● **REQUIRED WORK**: Could you copy the stretch of the material from the line containing "Detect and localize" through the line containing "- center text: ALD1", leaving the pictures out?

● **INPUT RECORDS**:
--------------------------------------------------

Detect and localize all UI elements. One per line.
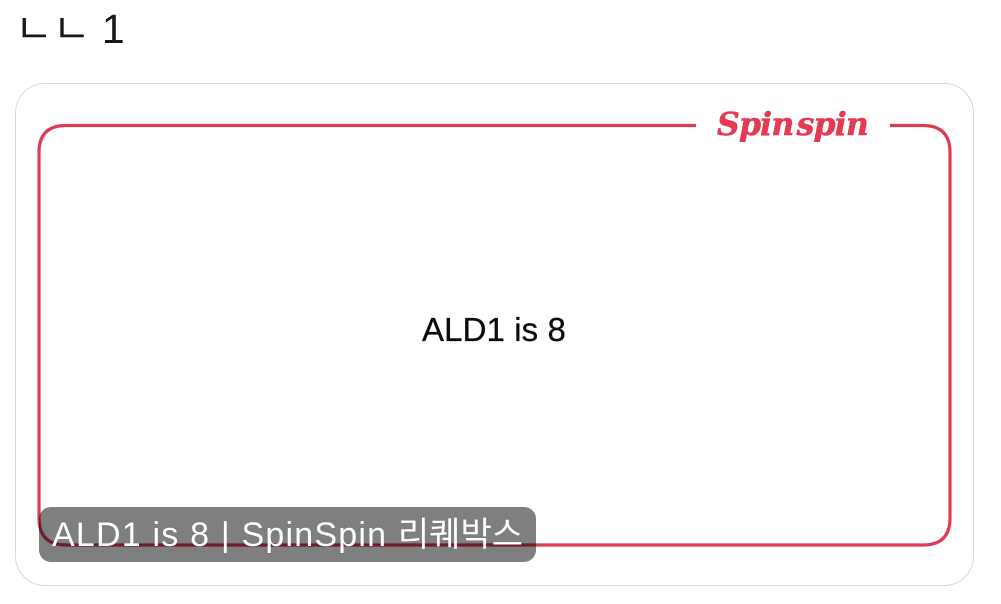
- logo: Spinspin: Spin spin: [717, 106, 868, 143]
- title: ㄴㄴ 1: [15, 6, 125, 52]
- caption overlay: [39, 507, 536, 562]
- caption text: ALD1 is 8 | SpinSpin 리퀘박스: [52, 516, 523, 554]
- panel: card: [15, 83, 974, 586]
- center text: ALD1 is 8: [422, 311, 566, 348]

--------------------------------------------------

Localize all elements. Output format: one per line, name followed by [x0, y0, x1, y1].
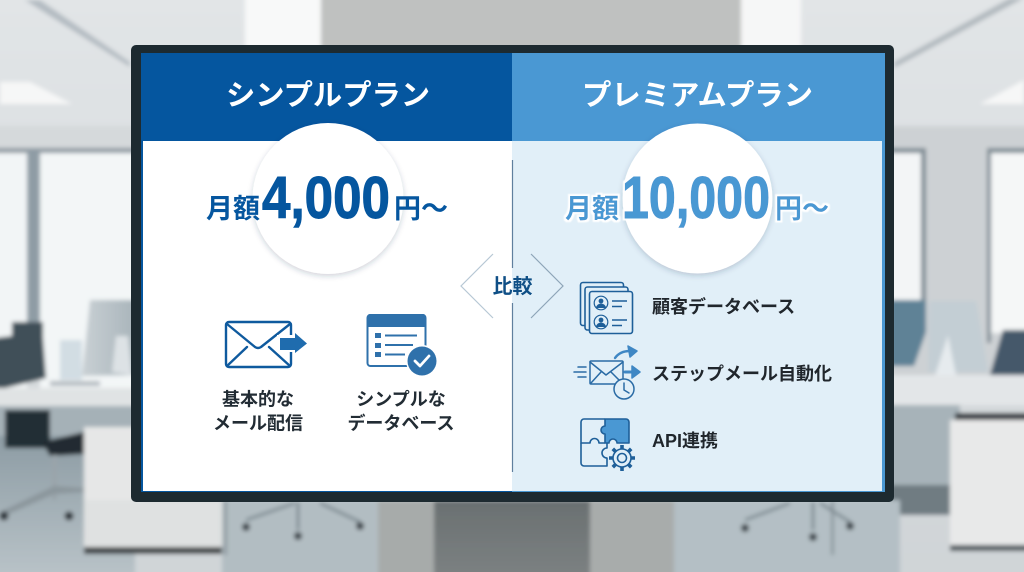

--------------------------------------------------

● **ANSWER TO THE TASK**:
Detect and localize all UI elements. One per line.
- logo: Spinspin: Spin spin: [717, 106, 868, 143]
- title: ㄴㄴ 1: [15, 6, 125, 52]
- caption overlay: [39, 507, 536, 562]
- caption text: ALD1 is 8 | SpinSpin 리퀘박스: [52, 516, 523, 554]
- panel: card: [15, 83, 974, 586]
- center text: ALD1 is 8: [422, 311, 566, 348]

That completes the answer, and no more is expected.